Word for word, transcribe every line from the one holding "Give me the" through the end of the records, but not the pictures.

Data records
-------
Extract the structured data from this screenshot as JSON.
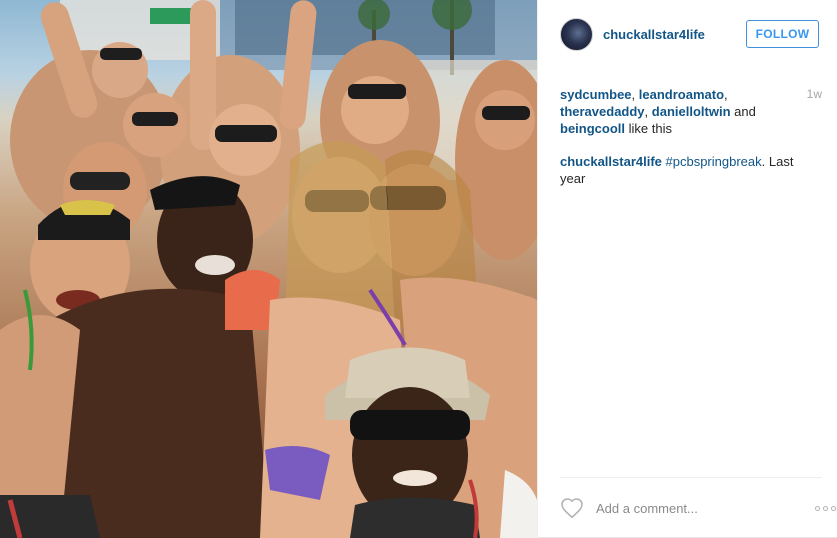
{
  "post": {
    "author": "chuckallstar4life",
    "follow_label": "FOLLOW",
    "likes": {
      "likers": [
        "sydcumbee",
        "leandroamato",
        "theravedaddy",
        "danielloltwin",
        "beingcooll"
      ],
      "separator": ", ",
      "conjunction": " and ",
      "suffix": " like this"
    },
    "age": "1w",
    "caption": {
      "user": "chuckallstar4life",
      "hashtag": "#pcbspringbreak",
      "text": ". Last year"
    },
    "comment_placeholder": "Add a comment...",
    "colors": {
      "link": "#125688",
      "follow_blue": "#3897f0",
      "muted": "#a5a7aa"
    },
    "icons": {
      "like": "heart-outline-icon",
      "options": "more-options-icon"
    }
  }
}
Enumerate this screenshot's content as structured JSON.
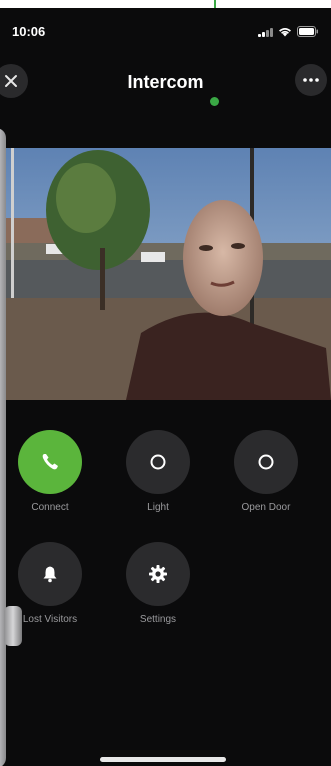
{
  "status_bar": {
    "time": "10:06"
  },
  "nav": {
    "title": "Intercom",
    "close_icon": "close-icon",
    "more_icon": "more-horizontal-icon"
  },
  "video": {
    "content": "live camera view of visitor at door"
  },
  "controls": [
    {
      "id": "connect",
      "label": "Connect",
      "icon": "phone-icon",
      "color": "#5bb53c"
    },
    {
      "id": "light",
      "label": "Light",
      "icon": "circle-icon",
      "color": "#2b2b2d"
    },
    {
      "id": "open-door",
      "label": "Open Door",
      "icon": "circle-icon",
      "color": "#2b2b2d"
    },
    {
      "id": "lost-visitors",
      "label": "Lost Visitors",
      "icon": "bell-icon",
      "color": "#2b2b2d"
    },
    {
      "id": "settings",
      "label": "Settings",
      "icon": "gear-icon",
      "color": "#2b2b2d"
    }
  ],
  "colors": {
    "accent": "#5bb53c",
    "annotation": "#3aa845",
    "background": "#0b0b0c"
  }
}
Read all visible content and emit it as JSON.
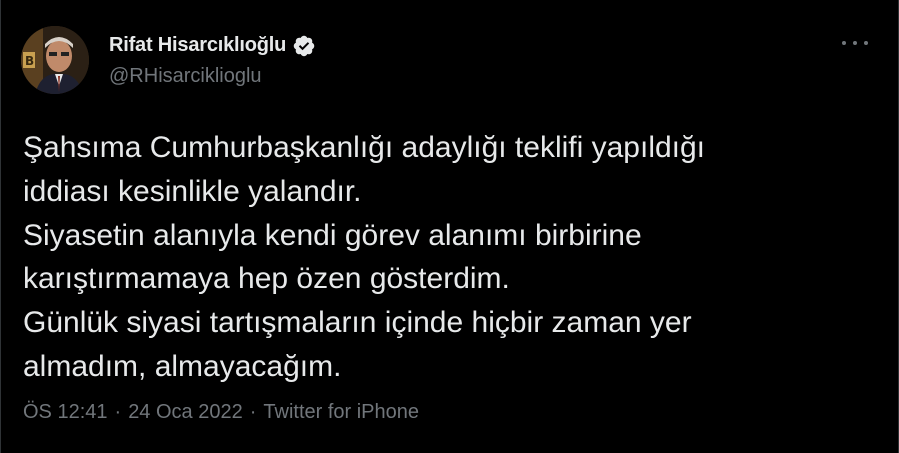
{
  "author": {
    "display_name": "Rifat Hisarcıklıoğlu",
    "handle": "@RHisarciklioglu",
    "verified": true,
    "avatar_icon": "profile-photo"
  },
  "tweet": {
    "text": "Şahsıma Cumhurbaşkanlığı adaylığı teklifi yapıldığı\niddiası kesinlikle yalandır.\nSiyasetin alanıyla kendi görev alanımı birbirine\nkarıştırmamaya hep özen gösterdim.\nGünlük siyasi tartışmaların içinde hiçbir zaman yer\nalmadım, almayacağım."
  },
  "meta": {
    "time": "ÖS 12:41",
    "separator": "·",
    "date": "24 Oca 2022",
    "source": "Twitter for iPhone"
  },
  "colors": {
    "background": "#000000",
    "primary_text": "#e7e9ea",
    "secondary_text": "#71767b",
    "verified_badge": "#e7e9ea"
  }
}
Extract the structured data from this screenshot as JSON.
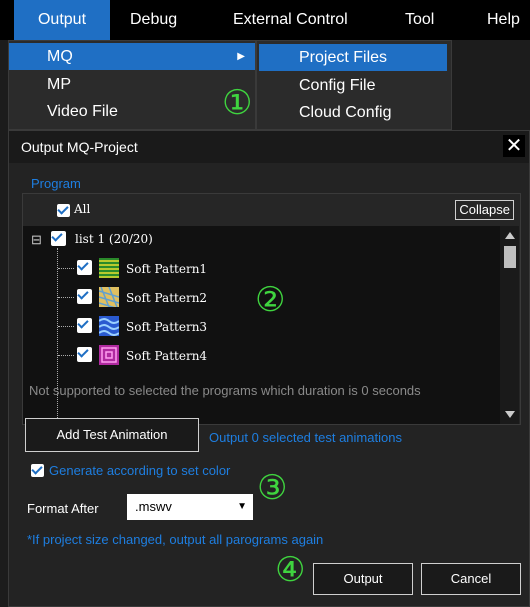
{
  "menubar": {
    "items": [
      "Output",
      "Debug",
      "External Control",
      "Tool",
      "Help"
    ]
  },
  "output_menu": {
    "items": [
      "MQ",
      "MP",
      "Video File"
    ],
    "submenu_arrow": "▶"
  },
  "mq_submenu": {
    "items": [
      "Project Files",
      "Config File",
      "Cloud Config"
    ]
  },
  "callouts": [
    "①",
    "②",
    "③",
    "④"
  ],
  "dialog": {
    "title": "Output MQ-Project",
    "close": "✕",
    "program_group_label": "Program",
    "all_label": "All",
    "collapse_button": "Collapse",
    "tree": {
      "expander": "⊟",
      "list_label": "list 1 (20/20)",
      "items": [
        "Soft Pattern1",
        "Soft Pattern2",
        "Soft Pattern3",
        "Soft Pattern4"
      ]
    },
    "note": "Not supported to selected the programs which duration is 0 seconds",
    "add_test_button": "Add Test Animation",
    "test_status": "Output 0 selected test animations",
    "generate_color_label": "Generate according to set color",
    "format_label": "Format After",
    "format_value": ".mswv",
    "format_caret": "▼",
    "warning": "*If project size changed, output all parograms again",
    "output_button": "Output",
    "cancel_button": "Cancel"
  }
}
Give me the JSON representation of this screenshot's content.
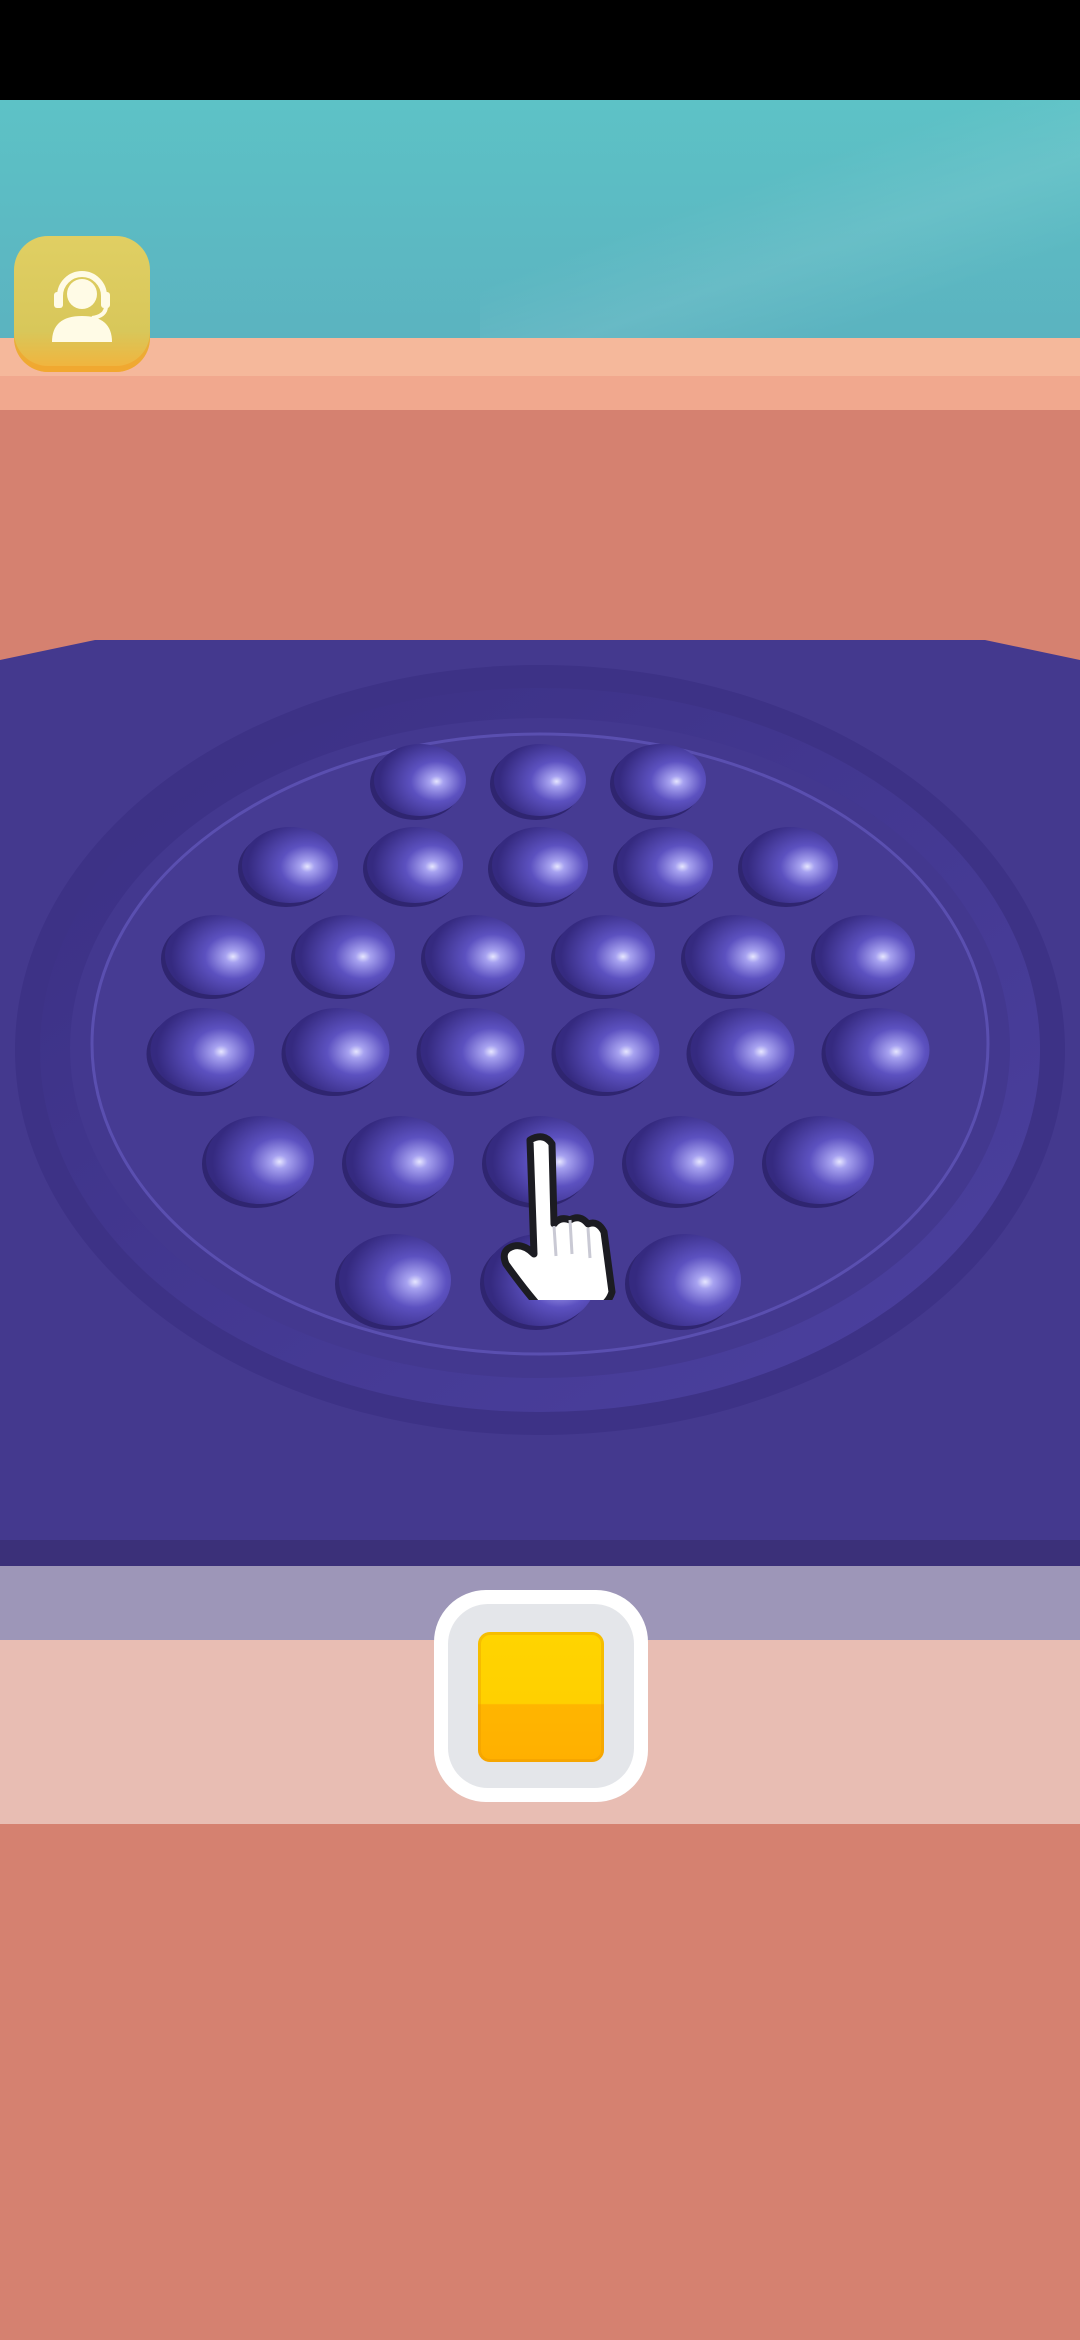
{
  "game": {
    "board_color": "#44398e",
    "bubble_rows": [
      3,
      5,
      6,
      6,
      5,
      3
    ],
    "selected_color": "#ffd000"
  },
  "icons": {
    "support": "support-agent-icon",
    "pointer": "hand-pointer-icon"
  }
}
-------
The output:
Give me the JSON representation of this screenshot's content.
{
  "game": {
    "board_color": "#44398e",
    "bubble_rows": [
      3,
      5,
      6,
      6,
      5,
      3
    ],
    "selected_color": "#ffd000"
  },
  "icons": {
    "support": "support-agent-icon",
    "pointer": "hand-pointer-icon"
  }
}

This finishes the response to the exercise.